* **GIVEN EXERCISE**
Transcribe the listing in full, excluding any pictures.

* **DATASET ROWS**
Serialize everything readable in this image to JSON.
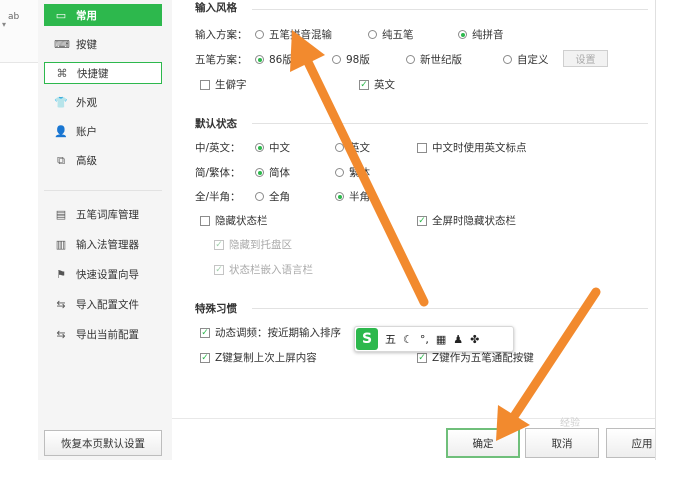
{
  "left_strip": {
    "text": "ab",
    "caret": "▾"
  },
  "sidebar": {
    "items": [
      {
        "label": "常用",
        "icon": "monitor-icon",
        "glyph": "▭"
      },
      {
        "label": "按键",
        "icon": "keyboard-icon",
        "glyph": "⌨"
      },
      {
        "label": "快捷键",
        "icon": "shortcut-key-icon",
        "glyph": "⌘"
      },
      {
        "label": "外观",
        "icon": "shirt-icon",
        "glyph": "👕"
      },
      {
        "label": "账户",
        "icon": "user-icon",
        "glyph": "👤"
      },
      {
        "label": "高级",
        "icon": "layers-icon",
        "glyph": "⧉"
      },
      {
        "label": "五笔词库管理",
        "icon": "dictionary-icon",
        "glyph": "▤"
      },
      {
        "label": "输入法管理器",
        "icon": "manager-icon",
        "glyph": "▥"
      },
      {
        "label": "快速设置向导",
        "icon": "flag-icon",
        "glyph": "⚑"
      },
      {
        "label": "导入配置文件",
        "icon": "import-icon",
        "glyph": "⇆"
      },
      {
        "label": "导出当前配置",
        "icon": "export-icon",
        "glyph": "⇆"
      }
    ],
    "reset_label": "恢复本页默认设置"
  },
  "input_style": {
    "title": "输入风格",
    "scheme_label": "输入方案：",
    "scheme_options": [
      "五笔拼音混输",
      "纯五笔",
      "纯拼音"
    ],
    "scheme_selected": "纯拼音",
    "wubi_label": "五笔方案：",
    "wubi_options": [
      "86版",
      "98版",
      "新世纪版",
      "自定义"
    ],
    "wubi_selected": "86版",
    "settings_button": "设置",
    "rare_chars": "生僻字",
    "english": "英文"
  },
  "default_state": {
    "title": "默认状态",
    "lang_label": "中/英文：",
    "lang_options": [
      "中文",
      "英文"
    ],
    "lang_selected": "中文",
    "chinese_english_punct": "中文时使用英文标点",
    "script_label": "简/繁体：",
    "script_options": [
      "简体",
      "繁体"
    ],
    "script_selected": "简体",
    "width_label": "全/半角：",
    "width_options": [
      "全角",
      "半角"
    ],
    "width_selected": "半角",
    "hide_status_bar": "隐藏状态栏",
    "hide_on_fullscreen": "全屏时隐藏状态栏",
    "hide_to_tray": "隐藏到托盘区",
    "embed_language_bar": "状态栏嵌入语言栏"
  },
  "special_habits": {
    "title": "特殊习惯",
    "dynamic_adjust": "动态调频：按近期输入排序",
    "z_key_copy": "Z键复制上次上屏内容",
    "z_key_wildcard": "Z键作为五笔通配按键"
  },
  "status_toolbar": {
    "logo": "S",
    "items": [
      "五",
      "☾",
      "°,",
      "▦",
      "♟",
      "✤"
    ]
  },
  "footer": {
    "ok": "确定",
    "cancel": "取消",
    "apply": "应用"
  },
  "watermark": "经验",
  "colors": {
    "accent": "#2db84d",
    "arrow": "#f28a2e"
  }
}
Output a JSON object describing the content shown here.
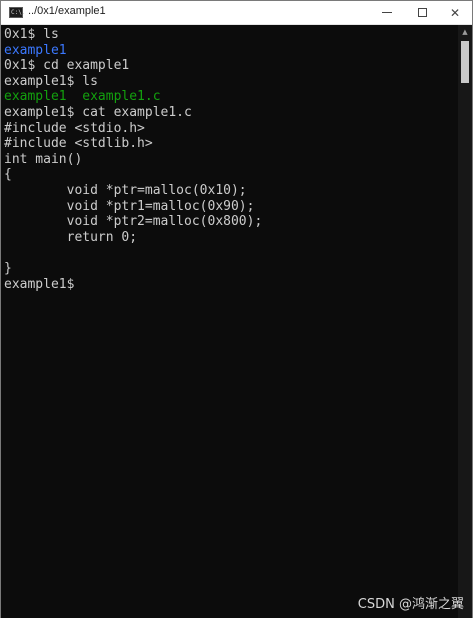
{
  "window": {
    "title": "../0x1/example1",
    "app_icon_text": "C:\\."
  },
  "terminal": {
    "lines": [
      {
        "text": "0x1$ ls",
        "color": "#cccccc"
      },
      {
        "text": "example1",
        "color": "#3b78ff"
      },
      {
        "text": "0x1$ cd example1",
        "color": "#cccccc"
      },
      {
        "text": "example1$ ls",
        "color": "#cccccc"
      },
      {
        "text": "example1  example1.c",
        "color": "#13a10e"
      },
      {
        "text": "example1$ cat example1.c",
        "color": "#cccccc"
      },
      {
        "text": "#include <stdio.h>",
        "color": "#cccccc"
      },
      {
        "text": "#include <stdlib.h>",
        "color": "#cccccc"
      },
      {
        "text": "int main()",
        "color": "#cccccc"
      },
      {
        "text": "{",
        "color": "#cccccc"
      },
      {
        "text": "        void *ptr=malloc(0x10);",
        "color": "#cccccc"
      },
      {
        "text": "        void *ptr1=malloc(0x90);",
        "color": "#cccccc"
      },
      {
        "text": "        void *ptr2=malloc(0x800);",
        "color": "#cccccc"
      },
      {
        "text": "        return 0;",
        "color": "#cccccc"
      },
      {
        "text": "",
        "color": "#cccccc"
      },
      {
        "text": "}",
        "color": "#cccccc"
      },
      {
        "text": "example1$",
        "color": "#cccccc"
      }
    ]
  },
  "controls": {
    "close_glyph": "✕"
  },
  "scrollbar": {
    "up_glyph": "▲"
  },
  "watermark": {
    "text": "CSDN @鸿渐之翼"
  },
  "colors": {
    "background": "#0c0c0c",
    "text": "#cccccc",
    "directory": "#3b78ff",
    "executable": "#13a10e"
  }
}
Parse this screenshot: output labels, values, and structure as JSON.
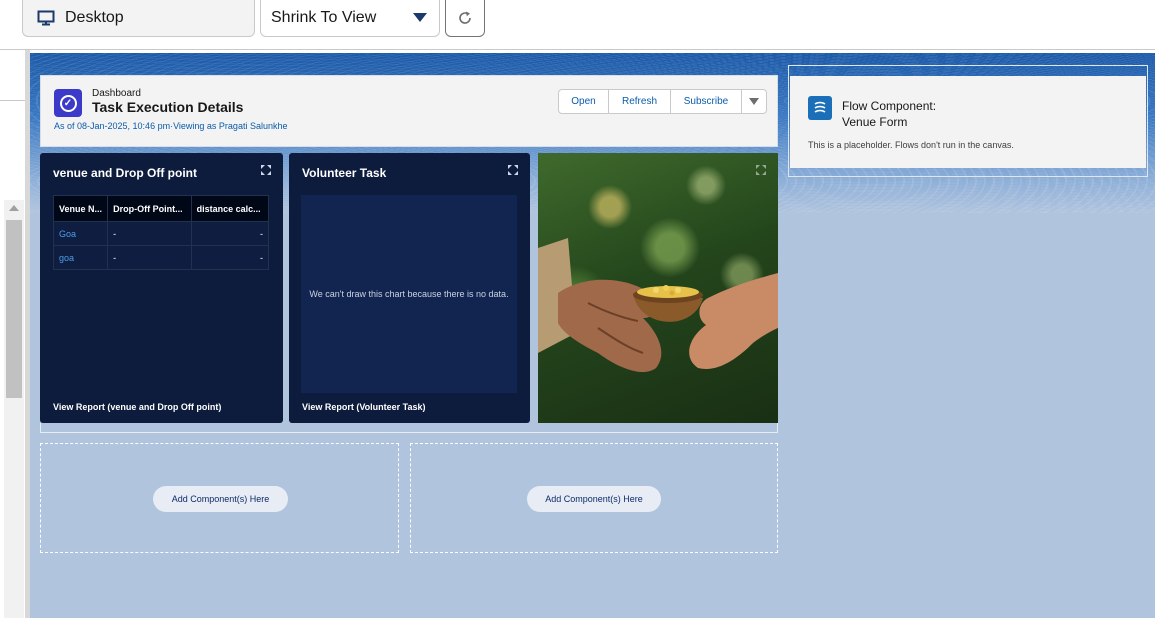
{
  "toolbar": {
    "device_label": "Desktop",
    "view_select": "Shrink To View"
  },
  "dashboard": {
    "label": "Dashboard",
    "title": "Task Execution Details",
    "meta": "As of 08-Jan-2025, 10:46 pm·Viewing as Pragati Salunkhe",
    "buttons": {
      "open": "Open",
      "refresh": "Refresh",
      "subscribe": "Subscribe"
    }
  },
  "cards": {
    "venue": {
      "title": "venue and Drop Off point",
      "columns": [
        "Venue N...",
        "Drop-Off Point...",
        "distance calc..."
      ],
      "rows": [
        [
          "Goa",
          "-",
          "-"
        ],
        [
          "goa",
          "-",
          "-"
        ]
      ],
      "footer": "View Report (venue and Drop Off point)"
    },
    "volunteer": {
      "title": "Volunteer Task",
      "empty": "We can't draw this chart because there is no data.",
      "footer": "View Report (Volunteer Task)"
    }
  },
  "drop_zones": {
    "left": "Add Component(s) Here",
    "right": "Add Component(s) Here"
  },
  "flow": {
    "title_line1": "Flow Component:",
    "title_line2": "Venue Form",
    "description": "This is a placeholder. Flows don't run in the canvas."
  },
  "colors": {
    "canvas": "#b0c4de",
    "card_bg": "#0d1b3d",
    "link": "#0b5cab",
    "dashboard_icon": "#3c3ac9",
    "flow_icon": "#1b6fb8"
  }
}
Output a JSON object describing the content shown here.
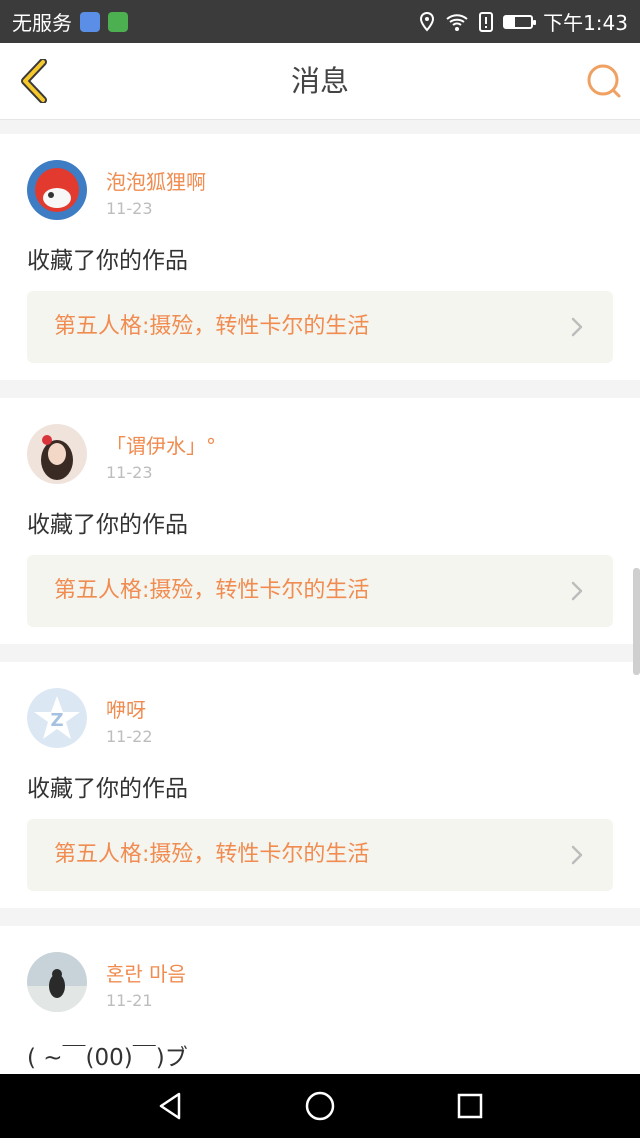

* **FINISHED EXERCISE**
Serialize everything readable in this image to JSON.
{
  "left_strip": {
    "text": "ab",
    "caret": "▾"
  },
  "sidebar": {
    "items": [
      {
        "label": "常用",
        "icon": "monitor-icon",
        "glyph": "▭"
      },
      {
        "label": "按键",
        "icon": "keyboard-icon",
        "glyph": "⌨"
      },
      {
        "label": "快捷键",
        "icon": "shortcut-key-icon",
        "glyph": "⌘"
      },
      {
        "label": "外观",
        "icon": "shirt-icon",
        "glyph": "👕"
      },
      {
        "label": "账户",
        "icon": "user-icon",
        "glyph": "👤"
      },
      {
        "label": "高级",
        "icon": "layers-icon",
        "glyph": "⧉"
      },
      {
        "label": "五笔词库管理",
        "icon": "dictionary-icon",
        "glyph": "▤"
      },
      {
        "label": "输入法管理器",
        "icon": "manager-icon",
        "glyph": "▥"
      },
      {
        "label": "快速设置向导",
        "icon": "flag-icon",
        "glyph": "⚑"
      },
      {
        "label": "导入配置文件",
        "icon": "import-icon",
        "glyph": "⇆"
      },
      {
        "label": "导出当前配置",
        "icon": "export-icon",
        "glyph": "⇆"
      }
    ],
    "reset_label": "恢复本页默认设置"
  },
  "input_style": {
    "title": "输入风格",
    "scheme_label": "输入方案：",
    "scheme_options": [
      "五笔拼音混输",
      "纯五笔",
      "纯拼音"
    ],
    "scheme_selected": "纯拼音",
    "wubi_label": "五笔方案：",
    "wubi_options": [
      "86版",
      "98版",
      "新世纪版",
      "自定义"
    ],
    "wubi_selected": "86版",
    "settings_button": "设置",
    "rare_chars": "生僻字",
    "english": "英文"
  },
  "default_state": {
    "title": "默认状态",
    "lang_label": "中/英文：",
    "lang_options": [
      "中文",
      "英文"
    ],
    "lang_selected": "中文",
    "chinese_english_punct": "中文时使用英文标点",
    "script_label": "简/繁体：",
    "script_options": [
      "简体",
      "繁体"
    ],
    "script_selected": "简体",
    "width_label": "全/半角：",
    "width_options": [
      "全角",
      "半角"
    ],
    "width_selected": "半角",
    "hide_status_bar": "隐藏状态栏",
    "hide_on_fullscreen": "全屏时隐藏状态栏",
    "hide_to_tray": "隐藏到托盘区",
    "embed_language_bar": "状态栏嵌入语言栏"
  },
  "special_habits": {
    "title": "特殊习惯",
    "dynamic_adjust": "动态调频：按近期输入排序",
    "z_key_copy": "Z键复制上次上屏内容",
    "z_key_wildcard": "Z键作为五笔通配按键"
  },
  "status_toolbar": {
    "logo": "S",
    "items": [
      "五",
      "☾",
      "°,",
      "▦",
      "♟",
      "✤"
    ]
  },
  "footer": {
    "ok": "确定",
    "cancel": "取消",
    "apply": "应用"
  },
  "watermark": "经验",
  "colors": {
    "accent": "#2db84d",
    "arrow": "#f28a2e"
  }
}
Output a JSON object describing the content shown here.
{
  "window": {
    "title": "../0x1/example1",
    "app_icon_text": "C:\\."
  },
  "terminal": {
    "lines": [
      {
        "text": "0x1$ ls",
        "color": "#cccccc"
      },
      {
        "text": "example1",
        "color": "#3b78ff"
      },
      {
        "text": "0x1$ cd example1",
        "color": "#cccccc"
      },
      {
        "text": "example1$ ls",
        "color": "#cccccc"
      },
      {
        "text": "example1  example1.c",
        "color": "#13a10e"
      },
      {
        "text": "example1$ cat example1.c",
        "color": "#cccccc"
      },
      {
        "text": "#include <stdio.h>",
        "color": "#cccccc"
      },
      {
        "text": "#include <stdlib.h>",
        "color": "#cccccc"
      },
      {
        "text": "int main()",
        "color": "#cccccc"
      },
      {
        "text": "{",
        "color": "#cccccc"
      },
      {
        "text": "        void *ptr=malloc(0x10);",
        "color": "#cccccc"
      },
      {
        "text": "        void *ptr1=malloc(0x90);",
        "color": "#cccccc"
      },
      {
        "text": "        void *ptr2=malloc(0x800);",
        "color": "#cccccc"
      },
      {
        "text": "        return 0;",
        "color": "#cccccc"
      },
      {
        "text": "",
        "color": "#cccccc"
      },
      {
        "text": "}",
        "color": "#cccccc"
      },
      {
        "text": "example1$",
        "color": "#cccccc"
      }
    ]
  },
  "controls": {
    "close_glyph": "✕"
  },
  "scrollbar": {
    "up_glyph": "▲"
  },
  "watermark": {
    "text": "CSDN @鸿渐之翼"
  },
  "colors": {
    "background": "#0c0c0c",
    "text": "#cccccc",
    "directory": "#3b78ff",
    "executable": "#13a10e"
  }
}
Parse this screenshot: output labels, values, and structure as JSON.
{
  "toolbar": {
    "device_label": "Desktop",
    "view_select": "Shrink To View"
  },
  "dashboard": {
    "label": "Dashboard",
    "title": "Task Execution Details",
    "meta": "As of 08-Jan-2025, 10:46 pm·Viewing as Pragati Salunkhe",
    "buttons": {
      "open": "Open",
      "refresh": "Refresh",
      "subscribe": "Subscribe"
    }
  },
  "cards": {
    "venue": {
      "title": "venue and Drop Off point",
      "columns": [
        "Venue N...",
        "Drop-Off Point...",
        "distance calc..."
      ],
      "rows": [
        [
          "Goa",
          "-",
          "-"
        ],
        [
          "goa",
          "-",
          "-"
        ]
      ],
      "footer": "View Report (venue and Drop Off point)"
    },
    "volunteer": {
      "title": "Volunteer Task",
      "empty": "We can't draw this chart because there is no data.",
      "footer": "View Report (Volunteer Task)"
    }
  },
  "drop_zones": {
    "left": "Add Component(s) Here",
    "right": "Add Component(s) Here"
  },
  "flow": {
    "title_line1": "Flow Component:",
    "title_line2": "Venue Form",
    "description": "This is a placeholder. Flows don't run in the canvas."
  },
  "colors": {
    "canvas": "#b0c4de",
    "card_bg": "#0d1b3d",
    "link": "#0b5cab",
    "dashboard_icon": "#3c3ac9",
    "flow_icon": "#1b6fb8"
  }
}
Output a JSON object describing the content shown here.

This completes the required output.